• What is expected:
Return all of the entries below exactly as they are given.

── Supplied records

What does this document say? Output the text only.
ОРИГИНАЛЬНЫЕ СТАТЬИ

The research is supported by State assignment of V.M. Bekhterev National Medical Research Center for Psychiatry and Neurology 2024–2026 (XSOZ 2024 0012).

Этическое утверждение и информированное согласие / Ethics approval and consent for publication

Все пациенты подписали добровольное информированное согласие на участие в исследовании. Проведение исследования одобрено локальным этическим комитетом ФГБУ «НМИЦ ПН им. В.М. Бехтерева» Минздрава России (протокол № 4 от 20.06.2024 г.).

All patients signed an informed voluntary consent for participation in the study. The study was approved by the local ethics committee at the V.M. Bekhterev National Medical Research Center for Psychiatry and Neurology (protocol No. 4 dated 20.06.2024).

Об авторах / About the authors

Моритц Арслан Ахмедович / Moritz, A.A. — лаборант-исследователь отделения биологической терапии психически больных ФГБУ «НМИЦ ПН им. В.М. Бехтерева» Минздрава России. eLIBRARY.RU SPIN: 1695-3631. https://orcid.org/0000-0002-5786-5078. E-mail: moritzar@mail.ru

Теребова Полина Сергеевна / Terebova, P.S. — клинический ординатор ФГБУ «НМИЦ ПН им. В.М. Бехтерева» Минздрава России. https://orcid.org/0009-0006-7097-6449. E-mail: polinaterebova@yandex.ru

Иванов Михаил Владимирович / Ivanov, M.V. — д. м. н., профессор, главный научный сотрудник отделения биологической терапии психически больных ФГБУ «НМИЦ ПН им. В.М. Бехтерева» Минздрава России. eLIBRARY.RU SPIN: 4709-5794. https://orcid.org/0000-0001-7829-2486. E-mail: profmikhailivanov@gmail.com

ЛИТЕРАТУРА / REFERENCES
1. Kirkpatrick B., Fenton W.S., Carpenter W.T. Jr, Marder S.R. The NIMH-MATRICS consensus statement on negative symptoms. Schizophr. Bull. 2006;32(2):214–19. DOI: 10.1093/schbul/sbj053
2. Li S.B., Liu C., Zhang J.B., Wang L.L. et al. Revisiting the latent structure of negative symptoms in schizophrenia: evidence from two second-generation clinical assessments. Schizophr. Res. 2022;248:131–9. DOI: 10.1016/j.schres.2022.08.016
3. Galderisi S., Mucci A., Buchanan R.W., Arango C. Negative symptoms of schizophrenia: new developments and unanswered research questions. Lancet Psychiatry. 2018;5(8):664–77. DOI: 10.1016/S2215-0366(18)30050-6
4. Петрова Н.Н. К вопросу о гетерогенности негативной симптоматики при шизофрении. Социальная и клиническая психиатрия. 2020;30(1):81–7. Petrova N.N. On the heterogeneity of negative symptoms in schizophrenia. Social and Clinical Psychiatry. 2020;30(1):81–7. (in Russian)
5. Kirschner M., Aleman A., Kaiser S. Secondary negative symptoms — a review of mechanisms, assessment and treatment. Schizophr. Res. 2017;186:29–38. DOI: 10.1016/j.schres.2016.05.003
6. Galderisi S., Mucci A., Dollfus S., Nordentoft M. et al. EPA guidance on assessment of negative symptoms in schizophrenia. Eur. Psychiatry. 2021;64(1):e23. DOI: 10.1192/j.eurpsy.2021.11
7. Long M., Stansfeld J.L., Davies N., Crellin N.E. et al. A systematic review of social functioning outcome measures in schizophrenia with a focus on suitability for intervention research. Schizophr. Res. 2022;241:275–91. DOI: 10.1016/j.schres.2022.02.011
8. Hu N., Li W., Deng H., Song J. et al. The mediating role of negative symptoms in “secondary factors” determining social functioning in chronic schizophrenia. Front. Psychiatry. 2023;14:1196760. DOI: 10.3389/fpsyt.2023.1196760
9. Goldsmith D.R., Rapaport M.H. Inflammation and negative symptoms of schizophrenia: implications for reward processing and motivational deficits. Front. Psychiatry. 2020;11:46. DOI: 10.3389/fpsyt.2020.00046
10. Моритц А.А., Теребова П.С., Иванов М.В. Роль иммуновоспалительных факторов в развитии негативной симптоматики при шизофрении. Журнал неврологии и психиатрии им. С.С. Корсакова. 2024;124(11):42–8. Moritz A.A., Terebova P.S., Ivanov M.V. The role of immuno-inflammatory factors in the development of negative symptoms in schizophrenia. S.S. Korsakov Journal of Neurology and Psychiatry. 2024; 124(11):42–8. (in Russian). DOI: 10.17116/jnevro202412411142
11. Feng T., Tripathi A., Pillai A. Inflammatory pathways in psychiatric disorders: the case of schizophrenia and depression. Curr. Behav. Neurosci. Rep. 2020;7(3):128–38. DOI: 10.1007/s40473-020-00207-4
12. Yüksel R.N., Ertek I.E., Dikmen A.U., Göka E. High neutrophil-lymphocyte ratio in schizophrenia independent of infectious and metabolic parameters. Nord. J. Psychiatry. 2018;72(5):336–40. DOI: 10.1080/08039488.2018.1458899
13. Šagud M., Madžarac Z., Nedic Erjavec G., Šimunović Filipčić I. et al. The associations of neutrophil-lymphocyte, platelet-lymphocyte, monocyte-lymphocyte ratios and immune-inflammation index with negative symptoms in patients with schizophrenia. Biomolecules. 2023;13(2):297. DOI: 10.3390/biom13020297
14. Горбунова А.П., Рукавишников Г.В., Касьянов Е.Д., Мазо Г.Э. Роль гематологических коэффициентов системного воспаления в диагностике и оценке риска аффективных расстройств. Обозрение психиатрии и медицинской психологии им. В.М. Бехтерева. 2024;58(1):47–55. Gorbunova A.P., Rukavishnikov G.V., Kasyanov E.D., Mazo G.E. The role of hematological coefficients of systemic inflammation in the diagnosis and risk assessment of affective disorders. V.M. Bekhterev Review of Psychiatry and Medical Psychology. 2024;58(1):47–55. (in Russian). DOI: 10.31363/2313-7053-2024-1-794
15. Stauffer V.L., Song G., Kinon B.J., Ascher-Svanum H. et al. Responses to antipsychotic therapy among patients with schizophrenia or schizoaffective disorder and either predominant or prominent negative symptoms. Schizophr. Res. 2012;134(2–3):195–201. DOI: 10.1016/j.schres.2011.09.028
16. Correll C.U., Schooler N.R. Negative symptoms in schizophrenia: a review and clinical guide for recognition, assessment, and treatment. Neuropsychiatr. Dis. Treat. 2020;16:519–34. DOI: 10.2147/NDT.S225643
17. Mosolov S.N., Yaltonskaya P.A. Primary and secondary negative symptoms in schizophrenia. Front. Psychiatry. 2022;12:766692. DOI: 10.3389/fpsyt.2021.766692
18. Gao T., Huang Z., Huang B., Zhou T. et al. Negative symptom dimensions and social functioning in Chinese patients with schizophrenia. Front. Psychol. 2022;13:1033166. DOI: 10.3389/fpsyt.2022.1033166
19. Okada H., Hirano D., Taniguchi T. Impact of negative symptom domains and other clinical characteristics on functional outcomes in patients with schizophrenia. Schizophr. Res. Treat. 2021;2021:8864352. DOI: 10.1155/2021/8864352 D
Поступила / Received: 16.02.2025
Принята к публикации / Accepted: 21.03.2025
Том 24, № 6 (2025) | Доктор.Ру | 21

────

• Exercise solution:
What does this document say? Output the text only.
ОРИГИНАЛЬНЫЕ СТАТЬИ

The research is supported by State assignment of V.M. Bekhterev National Medical Research Center for Psychiatry and Neurology 2024–2026 (XSOZ 2024 0012).

Этическое утверждение и информированное согласие / Ethics approval and consent for publication

Все пациенты подписали добровольное информированное согласие на участие в исследовании. Проведение исследования одобрено локальным этическим комитетом ФГБУ «НМИЦ ПН им. В.М. Бехтерева» Минздрава России (протокол № 4 от 20.06.2024 г.).

All patients signed an informed voluntary consent for participation in the study. The study was approved by the local ethics committee at the V.M. Bekhterev National Medical Research Center for Psychiatry and Neurology (protocol No. 4 dated 20.06.2024).

Об авторах / About the authors

Моритц Арслан Ахмедович / Moritz, A.A. — лаборант-исследователь отделения биологической терапии психически больных ФГБУ «НМИЦ ПН им. В.М. Бехтерева» Минздрава России. eLIBRARY.RU SPIN: 1695-3631. https://orcid.org/0000-0002-5786-5078. E-mail: moritzar@mail.ru

Теребова Полина Сергеевна / Terebova, P.S. — клинический ординатор ФГБУ «НМИЦ ПН им. В.М. Бехтерева» Минздрава России. https://orcid.org/0009-0006-7097-6449. E-mail: polinaterebova@yandex.ru

Иванов Михаил Владимирович / Ivanov, M.V. — д. м. н., профессор, главный научный сотрудник отделения биологической терапии психически больных ФГБУ «НМИЦ ПН им. В.М. Бехтерева» Минздрава России. eLIBRARY.RU SPIN: 4709-5794. https://orcid.org/0000-0001-7829-2486. E-mail: profmikhailivanov@gmail.com

ЛИТЕРАТУРА / REFERENCES
1. Kirkpatrick B., Fenton W.S., Carpenter W.T. Jr, Marder S.R. The NIMH-MATRICS consensus statement on negative symptoms. Schizophr. Bull. 2006;32(2):214–19. DOI: 10.1093/schbul/sbj053
2. Li S.B., Liu C., Zhang J.B., Wang L.L. et al. Revisiting the latent structure of negative symptoms in schizophrenia: evidence from two second-generation clinical assessments. Schizophr. Res. 2022;248:131–9. DOI: 10.1016/j.schres.2022.08.016
3. Galderisi S., Mucci A., Buchanan R.W., Arango C. Negative symptoms of schizophrenia: new developments and unanswered research questions. Lancet Psychiatry. 2018;5(8):664–77. DOI: 10.1016/S2215-0366(18)30050-6
4. Петрова Н.Н. К вопросу о гетерогенности негативной симптоматики при шизофрении. Социальная и клиническая психиатрия. 2020;30(1):81–7. Petrova N.N. On the heterogeneity of negative symptoms in schizophrenia. Social and Clinical Psychiatry. 2020;30(1):81–7. (in Russian)
5. Kirschner M., Aleman A., Kaiser S. Secondary negative symptoms — a review of mechanisms, assessment and treatment. Schizophr. Res. 2017;186:29–38. DOI: 10.1016/j.schres.2016.05.003
6. Galderisi S., Mucci A., Dollfus S., Nordentoft M. et al. EPA guidance on assessment of negative symptoms in schizophrenia. Eur. Psychiatry. 2021;64(1):e23. DOI: 10.1192/j.eurpsy.2021.11
7. Long M., Stansfeld J.L., Davies N., Crellin N.E. et al. A systematic review of social functioning outcome measures in schizophrenia with a focus on suitability for intervention research. Schizophr. Res. 2022;241:275–91. DOI: 10.1016/j.schres.2022.02.011
8. Hu N., Li W., Deng H., Song J. et al. The mediating role of negative symptoms in “secondary factors” determining social functioning in chronic schizophrenia. Front. Psychiatry. 2023;14:1196760. DOI: 10.3389/fpsyt.2023.1196760
9. Goldsmith D.R., Rapaport M.H. Inflammation and negative symptoms of schizophrenia: implications for reward processing and motivational deficits. Front. Psychiatry. 2020;11:46. DOI: 10.3389/fpsyt.2020.00046
10. Моритц А.А., Теребова П.С., Иванов М.В. Роль иммуновоспалительных факторов в развитии негативной симптоматики при шизофрении. Журнал неврологии и психиатрии им. С.С. Корсакова. 2024;124(11):42–8. Moritz A.A., Terebova P.S., Ivanov M.V. The role of immuno-inflammatory factors in the development of negative symptoms in schizophrenia. S.S. Korsakov Journal of Neurology and Psychiatry. 2024; 124(11):42–8. (in Russian). DOI: 10.17116/jnevro202412411142
11. Feng T., Tripathi A., Pillai A. Inflammatory pathways in psychiatric disorders: the case of schizophrenia and depression. Curr. Behav. Neurosci. Rep. 2020;7(3):128–38. DOI: 10.1007/s40473-020-00207-4
12. Yüksel R.N., Ertek I.E., Dikmen A.U., Göka E. High neutrophil-lymphocyte ratio in schizophrenia independent of infectious and metabolic parameters. Nord. J. Psychiatry. 2018;72(5):336–40. DOI: 10.1080/08039488.2018.1458899
13. Šagud M., Madžarac Z., Nedic Erjavec G., Šimunović Filipčić I. et al. The associations of neutrophil-lymphocyte, platelet-lymphocyte, monocyte-lymphocyte ratios and immune-inflammation index with negative symptoms in patients with schizophrenia. Biomolecules. 2023;13(2):297. DOI: 10.3390/biom13020297
14. Горбунова А.П., Рукавишников Г.В., Касьянов Е.Д., Мазо Г.Э. Роль гематологических коэффициентов системного воспаления в диагностике и оценке риска аффективных расстройств. Обозрение психиатрии и медицинской психологии им. В.М. Бехтерева. 2024;58(1):47–55. Gorbunova A.P., Rukavishnikov G.V., Kasyanov E.D., Mazo G.E. The role of hematological coefficients of systemic inflammation in the diagnosis and risk assessment of affective disorders. V.M. Bekhterev Review of Psychiatry and Medical Psychology. 2024;58(1):47–55. (in Russian). DOI: 10.31363/2313-7053-2024-1-794
15. Stauffer V.L., Song G., Kinon B.J., Ascher-Svanum H. et al. Responses to antipsychotic therapy among patients with schizophrenia or schizoaffective disorder and either predominant or prominent negative symptoms. Schizophr. Res. 2012;134(2–3):195–201. DOI: 10.1016/j.schres.2011.09.028
16. Correll C.U., Schooler N.R. Negative symptoms in schizophrenia: a review and clinical guide for recognition, assessment, and treatment. Neuropsychiatr. Dis. Treat. 2020;16:519–34. DOI: 10.2147/NDT.S225643
17. Mosolov S.N., Yaltonskaya P.A. Primary and secondary negative symptoms in schizophrenia. Front. Psychiatry. 2022;12:766692. DOI: 10.3389/fpsyt.2021.766692
18. Gao T., Huang Z., Huang B., Zhou T. et al. Negative symptom dimensions and social functioning in Chinese patients with schizophrenia. Front. Psychol. 2022;13:1033166. DOI: 10.3389/fpsyt.2022.1033166
19. Okada H., Hirano D., Taniguchi T. Impact of negative symptom domains and other clinical characteristics on functional outcomes in patients with schizophrenia. Schizophr. Res. Treat. 2021;2021:8864352. DOI: 10.1155/2021/8864352 D
Поступила / Received: 16.02.2025
Принята к публикации / Accepted: 21.03.2025
Том 24, № 6 (2025) | Доктор.Ру | 21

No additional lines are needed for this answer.